Set exercise. Among the records below, find each line that includes the string "Prepara" and copy it.

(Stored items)
•••••

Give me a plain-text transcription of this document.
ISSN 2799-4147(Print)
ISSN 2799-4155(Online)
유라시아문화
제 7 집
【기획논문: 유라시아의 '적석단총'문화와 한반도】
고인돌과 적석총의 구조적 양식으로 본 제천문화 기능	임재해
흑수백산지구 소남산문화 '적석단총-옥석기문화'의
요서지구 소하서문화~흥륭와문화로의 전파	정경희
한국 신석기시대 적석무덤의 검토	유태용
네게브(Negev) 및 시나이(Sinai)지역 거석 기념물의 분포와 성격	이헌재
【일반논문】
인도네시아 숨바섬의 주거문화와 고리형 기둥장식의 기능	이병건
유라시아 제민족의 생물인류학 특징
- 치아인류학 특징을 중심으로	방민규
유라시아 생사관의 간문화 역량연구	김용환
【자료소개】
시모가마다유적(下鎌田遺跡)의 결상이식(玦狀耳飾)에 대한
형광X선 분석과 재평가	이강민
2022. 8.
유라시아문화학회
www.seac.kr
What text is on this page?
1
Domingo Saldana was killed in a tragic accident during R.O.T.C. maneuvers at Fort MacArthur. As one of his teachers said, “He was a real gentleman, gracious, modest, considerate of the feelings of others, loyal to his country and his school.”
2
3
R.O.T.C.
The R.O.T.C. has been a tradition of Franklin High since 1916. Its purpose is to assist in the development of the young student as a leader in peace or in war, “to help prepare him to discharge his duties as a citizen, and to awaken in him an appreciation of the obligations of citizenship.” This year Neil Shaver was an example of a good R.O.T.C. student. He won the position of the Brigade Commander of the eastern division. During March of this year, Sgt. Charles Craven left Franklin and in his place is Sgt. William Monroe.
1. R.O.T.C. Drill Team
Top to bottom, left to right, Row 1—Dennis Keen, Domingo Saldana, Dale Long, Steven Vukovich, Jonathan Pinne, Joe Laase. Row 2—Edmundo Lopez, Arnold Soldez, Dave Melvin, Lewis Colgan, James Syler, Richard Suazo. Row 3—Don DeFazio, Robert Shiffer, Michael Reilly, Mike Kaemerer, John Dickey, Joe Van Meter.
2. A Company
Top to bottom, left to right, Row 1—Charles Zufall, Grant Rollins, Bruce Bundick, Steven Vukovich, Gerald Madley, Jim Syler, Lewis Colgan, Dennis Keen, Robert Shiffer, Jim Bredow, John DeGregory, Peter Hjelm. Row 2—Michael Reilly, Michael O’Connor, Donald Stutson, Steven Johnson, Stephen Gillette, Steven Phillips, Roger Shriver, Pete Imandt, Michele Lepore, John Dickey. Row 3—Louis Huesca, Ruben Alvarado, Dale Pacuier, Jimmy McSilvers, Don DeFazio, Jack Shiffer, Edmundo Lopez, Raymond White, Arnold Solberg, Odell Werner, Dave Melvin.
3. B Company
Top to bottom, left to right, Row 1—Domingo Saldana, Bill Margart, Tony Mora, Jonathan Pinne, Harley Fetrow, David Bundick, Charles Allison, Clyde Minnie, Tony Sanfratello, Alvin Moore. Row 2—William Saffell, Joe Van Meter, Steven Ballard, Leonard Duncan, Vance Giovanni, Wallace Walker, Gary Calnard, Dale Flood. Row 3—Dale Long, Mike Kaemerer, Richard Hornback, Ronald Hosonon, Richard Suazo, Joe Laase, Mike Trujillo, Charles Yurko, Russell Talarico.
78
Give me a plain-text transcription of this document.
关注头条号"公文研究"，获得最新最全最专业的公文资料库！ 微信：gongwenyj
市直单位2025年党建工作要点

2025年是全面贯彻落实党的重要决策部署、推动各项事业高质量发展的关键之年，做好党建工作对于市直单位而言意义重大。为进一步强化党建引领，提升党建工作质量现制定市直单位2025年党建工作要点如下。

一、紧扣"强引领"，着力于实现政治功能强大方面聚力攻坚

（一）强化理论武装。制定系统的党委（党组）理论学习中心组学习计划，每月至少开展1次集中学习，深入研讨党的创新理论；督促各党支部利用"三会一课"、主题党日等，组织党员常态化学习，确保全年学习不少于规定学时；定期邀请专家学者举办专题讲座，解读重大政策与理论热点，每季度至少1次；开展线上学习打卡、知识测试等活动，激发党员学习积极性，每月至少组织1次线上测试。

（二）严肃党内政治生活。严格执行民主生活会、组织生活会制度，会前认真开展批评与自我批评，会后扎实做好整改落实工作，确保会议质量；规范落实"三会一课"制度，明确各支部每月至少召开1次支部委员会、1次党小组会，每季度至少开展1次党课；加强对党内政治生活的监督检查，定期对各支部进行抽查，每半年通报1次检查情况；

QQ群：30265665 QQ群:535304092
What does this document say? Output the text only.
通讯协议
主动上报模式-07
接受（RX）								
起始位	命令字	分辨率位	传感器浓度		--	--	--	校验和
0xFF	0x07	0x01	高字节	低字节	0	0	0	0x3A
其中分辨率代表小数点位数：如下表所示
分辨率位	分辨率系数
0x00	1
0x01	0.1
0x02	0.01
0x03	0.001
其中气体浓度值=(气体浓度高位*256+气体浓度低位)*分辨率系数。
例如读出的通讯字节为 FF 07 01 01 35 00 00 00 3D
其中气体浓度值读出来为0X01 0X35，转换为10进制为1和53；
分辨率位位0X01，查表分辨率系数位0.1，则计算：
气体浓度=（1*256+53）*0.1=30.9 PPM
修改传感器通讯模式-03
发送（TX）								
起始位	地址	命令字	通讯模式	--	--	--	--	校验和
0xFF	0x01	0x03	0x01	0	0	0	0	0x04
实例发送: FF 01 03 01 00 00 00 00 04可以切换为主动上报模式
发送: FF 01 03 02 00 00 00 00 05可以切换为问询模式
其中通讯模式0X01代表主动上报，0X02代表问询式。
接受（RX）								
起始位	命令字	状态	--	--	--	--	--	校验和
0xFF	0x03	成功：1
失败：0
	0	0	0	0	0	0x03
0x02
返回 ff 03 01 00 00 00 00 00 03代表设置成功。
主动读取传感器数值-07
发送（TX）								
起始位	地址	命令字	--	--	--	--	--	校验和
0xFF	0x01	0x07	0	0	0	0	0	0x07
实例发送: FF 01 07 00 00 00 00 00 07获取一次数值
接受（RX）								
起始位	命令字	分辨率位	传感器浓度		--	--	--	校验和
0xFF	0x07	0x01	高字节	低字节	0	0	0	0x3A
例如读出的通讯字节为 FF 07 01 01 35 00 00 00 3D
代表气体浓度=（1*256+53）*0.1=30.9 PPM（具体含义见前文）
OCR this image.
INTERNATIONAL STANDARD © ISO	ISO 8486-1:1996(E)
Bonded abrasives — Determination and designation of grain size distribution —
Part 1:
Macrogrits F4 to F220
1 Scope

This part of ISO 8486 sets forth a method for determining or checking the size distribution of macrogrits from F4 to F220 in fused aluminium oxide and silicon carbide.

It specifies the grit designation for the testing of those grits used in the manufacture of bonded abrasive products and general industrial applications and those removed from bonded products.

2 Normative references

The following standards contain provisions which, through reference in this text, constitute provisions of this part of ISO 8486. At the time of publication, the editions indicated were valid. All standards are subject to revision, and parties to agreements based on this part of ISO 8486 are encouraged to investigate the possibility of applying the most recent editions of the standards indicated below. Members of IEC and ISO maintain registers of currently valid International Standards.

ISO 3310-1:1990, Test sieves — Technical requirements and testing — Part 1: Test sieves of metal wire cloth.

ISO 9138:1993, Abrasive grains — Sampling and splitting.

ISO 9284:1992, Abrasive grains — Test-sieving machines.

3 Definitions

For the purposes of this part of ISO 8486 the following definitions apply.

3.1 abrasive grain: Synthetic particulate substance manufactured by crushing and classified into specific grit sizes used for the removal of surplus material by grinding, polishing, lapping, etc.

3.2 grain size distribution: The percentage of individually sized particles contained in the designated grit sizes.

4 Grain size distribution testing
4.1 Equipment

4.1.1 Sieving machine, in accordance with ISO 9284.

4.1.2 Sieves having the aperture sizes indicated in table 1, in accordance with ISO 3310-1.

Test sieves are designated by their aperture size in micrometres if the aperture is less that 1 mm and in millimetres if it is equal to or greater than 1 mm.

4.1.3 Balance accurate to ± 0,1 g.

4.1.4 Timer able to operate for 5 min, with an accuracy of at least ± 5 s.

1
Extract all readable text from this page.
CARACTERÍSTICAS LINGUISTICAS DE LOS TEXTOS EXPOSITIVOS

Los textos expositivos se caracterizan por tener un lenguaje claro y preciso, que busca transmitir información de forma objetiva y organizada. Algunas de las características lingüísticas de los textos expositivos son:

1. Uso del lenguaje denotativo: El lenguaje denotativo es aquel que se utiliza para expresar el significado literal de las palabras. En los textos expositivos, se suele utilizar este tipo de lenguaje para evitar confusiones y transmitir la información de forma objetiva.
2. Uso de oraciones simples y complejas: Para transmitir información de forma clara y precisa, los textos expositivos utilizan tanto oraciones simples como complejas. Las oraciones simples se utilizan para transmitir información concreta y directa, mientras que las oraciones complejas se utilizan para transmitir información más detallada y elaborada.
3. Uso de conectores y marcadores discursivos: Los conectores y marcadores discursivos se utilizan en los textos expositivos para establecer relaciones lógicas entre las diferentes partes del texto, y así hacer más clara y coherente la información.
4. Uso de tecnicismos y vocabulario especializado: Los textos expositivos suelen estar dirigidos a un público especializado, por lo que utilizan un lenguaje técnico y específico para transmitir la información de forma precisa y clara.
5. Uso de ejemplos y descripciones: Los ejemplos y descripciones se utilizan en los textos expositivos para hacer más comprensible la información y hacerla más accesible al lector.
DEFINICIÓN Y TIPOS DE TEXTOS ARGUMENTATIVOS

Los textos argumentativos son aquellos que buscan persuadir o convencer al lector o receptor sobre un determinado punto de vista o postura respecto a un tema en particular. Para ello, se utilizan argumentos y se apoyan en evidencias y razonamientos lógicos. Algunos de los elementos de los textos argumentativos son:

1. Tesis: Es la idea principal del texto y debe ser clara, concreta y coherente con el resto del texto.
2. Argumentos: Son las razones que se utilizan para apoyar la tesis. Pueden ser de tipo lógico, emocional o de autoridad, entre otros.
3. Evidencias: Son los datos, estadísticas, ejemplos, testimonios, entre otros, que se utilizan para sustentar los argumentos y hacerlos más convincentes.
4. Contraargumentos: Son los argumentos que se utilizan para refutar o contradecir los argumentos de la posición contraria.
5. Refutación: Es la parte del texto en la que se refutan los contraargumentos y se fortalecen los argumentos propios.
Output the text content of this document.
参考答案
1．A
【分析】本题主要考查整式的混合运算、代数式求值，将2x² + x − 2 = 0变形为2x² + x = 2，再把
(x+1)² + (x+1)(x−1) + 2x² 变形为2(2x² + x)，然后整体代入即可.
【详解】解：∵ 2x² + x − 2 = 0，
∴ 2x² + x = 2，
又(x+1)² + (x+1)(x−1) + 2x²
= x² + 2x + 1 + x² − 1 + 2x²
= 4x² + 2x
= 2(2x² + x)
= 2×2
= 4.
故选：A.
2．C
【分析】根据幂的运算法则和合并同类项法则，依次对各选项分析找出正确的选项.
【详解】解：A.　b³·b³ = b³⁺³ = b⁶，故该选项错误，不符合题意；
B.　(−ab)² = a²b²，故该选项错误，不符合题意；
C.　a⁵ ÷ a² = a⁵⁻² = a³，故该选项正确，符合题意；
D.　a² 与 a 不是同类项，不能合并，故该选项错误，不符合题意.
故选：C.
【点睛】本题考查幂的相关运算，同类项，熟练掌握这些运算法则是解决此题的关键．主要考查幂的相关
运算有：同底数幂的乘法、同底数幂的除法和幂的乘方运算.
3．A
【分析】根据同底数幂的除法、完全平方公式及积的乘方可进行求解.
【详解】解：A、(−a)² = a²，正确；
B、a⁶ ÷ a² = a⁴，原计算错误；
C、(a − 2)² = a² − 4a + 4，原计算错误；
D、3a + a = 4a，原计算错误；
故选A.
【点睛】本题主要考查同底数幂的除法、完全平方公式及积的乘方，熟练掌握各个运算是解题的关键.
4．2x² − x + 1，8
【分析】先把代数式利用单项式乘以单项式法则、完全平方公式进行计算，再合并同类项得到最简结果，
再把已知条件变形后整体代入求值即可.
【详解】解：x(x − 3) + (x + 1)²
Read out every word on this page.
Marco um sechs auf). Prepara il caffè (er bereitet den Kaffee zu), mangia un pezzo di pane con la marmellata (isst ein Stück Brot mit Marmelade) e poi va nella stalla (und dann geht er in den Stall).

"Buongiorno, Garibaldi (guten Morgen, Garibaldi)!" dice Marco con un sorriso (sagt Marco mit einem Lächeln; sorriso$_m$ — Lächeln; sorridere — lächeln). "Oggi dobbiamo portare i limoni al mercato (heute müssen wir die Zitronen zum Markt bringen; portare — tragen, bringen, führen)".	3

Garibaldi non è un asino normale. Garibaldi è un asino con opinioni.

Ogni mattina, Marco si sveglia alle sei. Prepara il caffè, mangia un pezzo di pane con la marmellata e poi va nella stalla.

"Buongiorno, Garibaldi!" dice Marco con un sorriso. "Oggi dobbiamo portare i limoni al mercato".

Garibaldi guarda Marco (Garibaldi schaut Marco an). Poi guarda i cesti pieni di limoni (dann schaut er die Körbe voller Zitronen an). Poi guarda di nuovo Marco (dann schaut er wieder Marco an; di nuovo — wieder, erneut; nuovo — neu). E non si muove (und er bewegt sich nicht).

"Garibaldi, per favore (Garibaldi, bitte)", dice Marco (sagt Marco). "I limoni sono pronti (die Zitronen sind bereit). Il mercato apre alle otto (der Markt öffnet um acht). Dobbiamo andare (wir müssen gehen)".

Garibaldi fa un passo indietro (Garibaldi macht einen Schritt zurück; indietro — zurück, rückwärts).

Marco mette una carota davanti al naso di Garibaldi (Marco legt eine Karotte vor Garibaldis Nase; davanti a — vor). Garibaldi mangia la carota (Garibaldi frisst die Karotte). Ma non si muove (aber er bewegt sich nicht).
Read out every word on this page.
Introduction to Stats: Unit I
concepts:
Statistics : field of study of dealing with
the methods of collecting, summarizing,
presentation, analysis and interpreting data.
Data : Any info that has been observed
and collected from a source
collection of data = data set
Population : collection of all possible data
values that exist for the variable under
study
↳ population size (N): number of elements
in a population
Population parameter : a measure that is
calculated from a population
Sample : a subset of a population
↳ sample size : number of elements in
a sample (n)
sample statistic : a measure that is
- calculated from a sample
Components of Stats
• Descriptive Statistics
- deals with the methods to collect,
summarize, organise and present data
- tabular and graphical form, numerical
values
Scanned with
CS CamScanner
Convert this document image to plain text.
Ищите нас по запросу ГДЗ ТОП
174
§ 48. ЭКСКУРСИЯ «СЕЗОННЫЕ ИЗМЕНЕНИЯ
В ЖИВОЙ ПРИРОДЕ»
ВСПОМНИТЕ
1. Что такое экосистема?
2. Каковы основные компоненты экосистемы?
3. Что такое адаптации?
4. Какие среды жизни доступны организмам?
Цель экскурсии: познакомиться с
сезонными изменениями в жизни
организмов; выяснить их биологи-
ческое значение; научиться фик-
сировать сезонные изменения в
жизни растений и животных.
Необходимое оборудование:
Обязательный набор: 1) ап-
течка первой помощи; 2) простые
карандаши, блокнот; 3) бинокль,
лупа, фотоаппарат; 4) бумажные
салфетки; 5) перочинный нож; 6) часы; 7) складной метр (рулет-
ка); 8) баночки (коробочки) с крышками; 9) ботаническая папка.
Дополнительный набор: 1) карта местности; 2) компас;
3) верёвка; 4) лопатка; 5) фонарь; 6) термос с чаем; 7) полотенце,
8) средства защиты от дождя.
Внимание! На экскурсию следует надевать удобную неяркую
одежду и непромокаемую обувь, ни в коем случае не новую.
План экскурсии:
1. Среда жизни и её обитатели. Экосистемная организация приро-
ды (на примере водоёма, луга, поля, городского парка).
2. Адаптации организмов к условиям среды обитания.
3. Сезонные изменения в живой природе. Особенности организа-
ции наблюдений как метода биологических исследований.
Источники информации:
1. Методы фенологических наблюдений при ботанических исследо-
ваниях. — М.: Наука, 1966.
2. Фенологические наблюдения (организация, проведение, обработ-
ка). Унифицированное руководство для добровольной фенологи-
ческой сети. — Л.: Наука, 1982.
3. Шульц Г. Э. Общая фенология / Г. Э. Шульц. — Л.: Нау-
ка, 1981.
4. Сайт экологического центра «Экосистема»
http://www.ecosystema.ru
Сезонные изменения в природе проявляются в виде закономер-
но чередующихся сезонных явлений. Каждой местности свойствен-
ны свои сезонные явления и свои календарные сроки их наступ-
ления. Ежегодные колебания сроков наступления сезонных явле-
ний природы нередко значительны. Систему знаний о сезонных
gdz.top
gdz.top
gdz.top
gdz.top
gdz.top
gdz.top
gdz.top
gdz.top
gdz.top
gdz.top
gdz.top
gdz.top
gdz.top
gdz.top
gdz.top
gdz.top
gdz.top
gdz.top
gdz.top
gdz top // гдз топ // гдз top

•••••

Answer for this exercise.
Marco um sechs auf). Prepara il caffè (er bereitet den Kaffee zu), mangia un pezzo di pane con la marmellata (isst ein Stück Brot mit Marmelade) e poi va nella stalla (und dann geht er in den Stall).
Ogni mattina, Marco si sveglia alle sei. Prepara il caffè, mangia un pezzo di pane con la marmellata e poi va nella stalla.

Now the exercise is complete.